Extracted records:
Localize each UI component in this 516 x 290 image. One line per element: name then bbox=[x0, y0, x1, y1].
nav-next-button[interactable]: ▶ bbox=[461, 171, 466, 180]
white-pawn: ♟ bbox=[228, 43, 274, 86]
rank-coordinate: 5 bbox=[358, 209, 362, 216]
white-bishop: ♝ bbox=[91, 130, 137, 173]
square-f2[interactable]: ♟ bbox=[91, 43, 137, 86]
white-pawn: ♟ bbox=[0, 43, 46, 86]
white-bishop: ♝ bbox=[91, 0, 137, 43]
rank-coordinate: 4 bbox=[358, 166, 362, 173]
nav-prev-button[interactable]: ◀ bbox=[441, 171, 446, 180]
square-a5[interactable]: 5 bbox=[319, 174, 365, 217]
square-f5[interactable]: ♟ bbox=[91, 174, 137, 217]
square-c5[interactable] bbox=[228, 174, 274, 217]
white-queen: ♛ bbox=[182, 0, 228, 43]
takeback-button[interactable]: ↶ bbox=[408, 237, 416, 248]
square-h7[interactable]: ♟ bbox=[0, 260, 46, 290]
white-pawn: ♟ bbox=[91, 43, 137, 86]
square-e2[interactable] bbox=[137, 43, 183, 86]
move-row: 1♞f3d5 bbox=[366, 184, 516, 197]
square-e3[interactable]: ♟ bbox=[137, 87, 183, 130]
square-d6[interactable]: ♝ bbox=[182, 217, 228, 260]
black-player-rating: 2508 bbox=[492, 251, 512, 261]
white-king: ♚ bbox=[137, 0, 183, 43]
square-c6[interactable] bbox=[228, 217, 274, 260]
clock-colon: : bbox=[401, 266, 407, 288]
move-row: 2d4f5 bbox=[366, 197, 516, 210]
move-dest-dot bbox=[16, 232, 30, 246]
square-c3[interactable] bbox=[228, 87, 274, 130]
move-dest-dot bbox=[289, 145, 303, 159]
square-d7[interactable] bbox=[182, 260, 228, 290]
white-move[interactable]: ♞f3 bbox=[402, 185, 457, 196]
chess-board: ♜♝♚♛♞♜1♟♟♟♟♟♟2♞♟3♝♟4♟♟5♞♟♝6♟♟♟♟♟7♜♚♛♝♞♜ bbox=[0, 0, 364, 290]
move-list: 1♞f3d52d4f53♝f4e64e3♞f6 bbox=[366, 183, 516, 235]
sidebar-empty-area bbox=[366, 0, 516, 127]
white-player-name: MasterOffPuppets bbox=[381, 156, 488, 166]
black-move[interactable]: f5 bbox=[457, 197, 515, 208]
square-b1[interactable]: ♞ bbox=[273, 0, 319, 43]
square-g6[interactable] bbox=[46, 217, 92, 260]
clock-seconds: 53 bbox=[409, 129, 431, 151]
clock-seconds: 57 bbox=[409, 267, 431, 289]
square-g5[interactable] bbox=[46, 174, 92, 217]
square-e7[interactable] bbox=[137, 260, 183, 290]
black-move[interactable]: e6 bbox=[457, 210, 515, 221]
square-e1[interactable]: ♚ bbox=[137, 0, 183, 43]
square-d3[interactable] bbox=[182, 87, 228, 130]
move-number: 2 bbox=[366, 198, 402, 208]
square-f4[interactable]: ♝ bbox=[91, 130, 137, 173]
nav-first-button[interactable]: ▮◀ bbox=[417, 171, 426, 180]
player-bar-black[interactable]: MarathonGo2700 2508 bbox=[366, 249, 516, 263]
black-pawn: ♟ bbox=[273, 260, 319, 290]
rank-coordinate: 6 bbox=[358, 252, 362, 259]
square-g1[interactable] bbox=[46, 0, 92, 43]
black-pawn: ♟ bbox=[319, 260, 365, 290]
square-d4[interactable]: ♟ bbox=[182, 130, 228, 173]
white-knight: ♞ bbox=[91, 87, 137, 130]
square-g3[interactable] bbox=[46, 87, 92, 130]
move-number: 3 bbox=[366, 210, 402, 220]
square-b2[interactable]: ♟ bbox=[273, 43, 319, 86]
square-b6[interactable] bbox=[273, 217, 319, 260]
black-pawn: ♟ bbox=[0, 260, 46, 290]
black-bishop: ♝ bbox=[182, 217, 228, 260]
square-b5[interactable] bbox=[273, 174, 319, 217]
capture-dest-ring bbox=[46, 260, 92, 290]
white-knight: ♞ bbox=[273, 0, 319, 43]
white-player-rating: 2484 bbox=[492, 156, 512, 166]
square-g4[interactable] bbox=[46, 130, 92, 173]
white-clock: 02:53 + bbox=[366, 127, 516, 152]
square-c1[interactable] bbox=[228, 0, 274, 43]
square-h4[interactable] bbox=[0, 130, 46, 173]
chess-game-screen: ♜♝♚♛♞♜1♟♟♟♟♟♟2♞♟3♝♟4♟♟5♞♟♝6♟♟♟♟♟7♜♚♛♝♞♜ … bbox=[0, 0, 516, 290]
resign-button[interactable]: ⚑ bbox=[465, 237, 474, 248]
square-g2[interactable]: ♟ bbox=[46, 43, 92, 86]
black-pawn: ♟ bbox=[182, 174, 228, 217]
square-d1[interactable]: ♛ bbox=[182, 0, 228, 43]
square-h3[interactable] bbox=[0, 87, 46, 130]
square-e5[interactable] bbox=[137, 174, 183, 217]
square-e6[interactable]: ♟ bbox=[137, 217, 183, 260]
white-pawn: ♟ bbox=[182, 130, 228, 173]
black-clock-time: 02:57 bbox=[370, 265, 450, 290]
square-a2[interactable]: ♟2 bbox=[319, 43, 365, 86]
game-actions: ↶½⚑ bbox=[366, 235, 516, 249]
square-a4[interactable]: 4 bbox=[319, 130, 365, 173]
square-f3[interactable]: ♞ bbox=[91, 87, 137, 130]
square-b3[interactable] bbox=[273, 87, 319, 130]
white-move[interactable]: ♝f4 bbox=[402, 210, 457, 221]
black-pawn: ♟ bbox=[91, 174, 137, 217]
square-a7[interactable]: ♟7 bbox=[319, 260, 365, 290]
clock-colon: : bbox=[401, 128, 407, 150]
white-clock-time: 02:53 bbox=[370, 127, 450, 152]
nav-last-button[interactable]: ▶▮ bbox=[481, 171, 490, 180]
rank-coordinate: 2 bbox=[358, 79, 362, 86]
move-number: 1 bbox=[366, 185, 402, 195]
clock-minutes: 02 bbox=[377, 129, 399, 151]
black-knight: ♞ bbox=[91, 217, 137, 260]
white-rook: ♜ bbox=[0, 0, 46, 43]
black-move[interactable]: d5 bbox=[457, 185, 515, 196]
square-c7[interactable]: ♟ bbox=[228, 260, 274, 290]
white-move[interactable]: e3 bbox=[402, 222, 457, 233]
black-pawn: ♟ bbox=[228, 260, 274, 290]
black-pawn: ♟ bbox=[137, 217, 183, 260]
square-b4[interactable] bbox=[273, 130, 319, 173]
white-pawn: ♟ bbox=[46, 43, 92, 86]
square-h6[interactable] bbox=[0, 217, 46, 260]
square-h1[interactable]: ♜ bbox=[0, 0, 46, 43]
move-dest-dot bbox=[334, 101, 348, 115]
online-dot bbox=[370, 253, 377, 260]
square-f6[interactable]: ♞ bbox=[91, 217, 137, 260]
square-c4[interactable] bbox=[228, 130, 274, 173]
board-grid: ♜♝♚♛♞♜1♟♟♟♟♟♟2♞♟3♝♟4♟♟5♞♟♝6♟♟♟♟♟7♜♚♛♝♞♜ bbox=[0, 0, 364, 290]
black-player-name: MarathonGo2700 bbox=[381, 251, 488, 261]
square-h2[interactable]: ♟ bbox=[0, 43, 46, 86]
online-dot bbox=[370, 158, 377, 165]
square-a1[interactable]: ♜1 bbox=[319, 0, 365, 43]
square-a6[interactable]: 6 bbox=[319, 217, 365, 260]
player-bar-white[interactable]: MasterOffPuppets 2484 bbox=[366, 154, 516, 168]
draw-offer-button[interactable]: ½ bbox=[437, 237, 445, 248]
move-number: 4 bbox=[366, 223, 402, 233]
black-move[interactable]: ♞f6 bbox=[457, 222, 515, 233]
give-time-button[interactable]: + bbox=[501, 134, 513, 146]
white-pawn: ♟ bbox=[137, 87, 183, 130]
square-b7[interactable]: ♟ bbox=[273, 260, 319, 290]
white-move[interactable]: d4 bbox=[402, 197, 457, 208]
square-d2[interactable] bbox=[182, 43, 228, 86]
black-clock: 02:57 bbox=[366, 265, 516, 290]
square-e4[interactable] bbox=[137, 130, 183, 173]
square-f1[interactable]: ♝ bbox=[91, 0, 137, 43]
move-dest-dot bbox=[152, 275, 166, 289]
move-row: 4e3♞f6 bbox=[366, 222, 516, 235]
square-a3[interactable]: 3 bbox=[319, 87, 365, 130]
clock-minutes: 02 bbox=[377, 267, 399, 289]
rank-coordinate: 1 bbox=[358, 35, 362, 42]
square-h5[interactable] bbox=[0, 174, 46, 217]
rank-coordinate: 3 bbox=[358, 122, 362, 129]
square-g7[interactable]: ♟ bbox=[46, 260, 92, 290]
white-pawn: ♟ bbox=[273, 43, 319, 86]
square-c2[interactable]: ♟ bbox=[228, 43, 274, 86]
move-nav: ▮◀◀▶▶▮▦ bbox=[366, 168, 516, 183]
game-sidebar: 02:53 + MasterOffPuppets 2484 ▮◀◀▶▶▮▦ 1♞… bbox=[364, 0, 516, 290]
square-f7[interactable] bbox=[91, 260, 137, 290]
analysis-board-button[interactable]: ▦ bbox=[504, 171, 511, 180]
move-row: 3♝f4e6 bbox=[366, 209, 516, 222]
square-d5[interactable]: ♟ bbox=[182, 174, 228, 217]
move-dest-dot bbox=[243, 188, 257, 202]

** Problem to work on **
Reproduce the rows verbatim, starting at the first row and ending at the row that contains "white-bishop: ♝ bbox=[91, 130, 137, 173]", including both of those rows.

** Completed task **
Localize each UI component in this 516 x 290 image. One line per element: name then bbox=[x0, y0, x1, y1].
nav-next-button[interactable]: ▶ bbox=[461, 171, 466, 180]
white-pawn: ♟ bbox=[228, 43, 274, 86]
rank-coordinate: 5 bbox=[358, 209, 362, 216]
white-bishop: ♝ bbox=[91, 130, 137, 173]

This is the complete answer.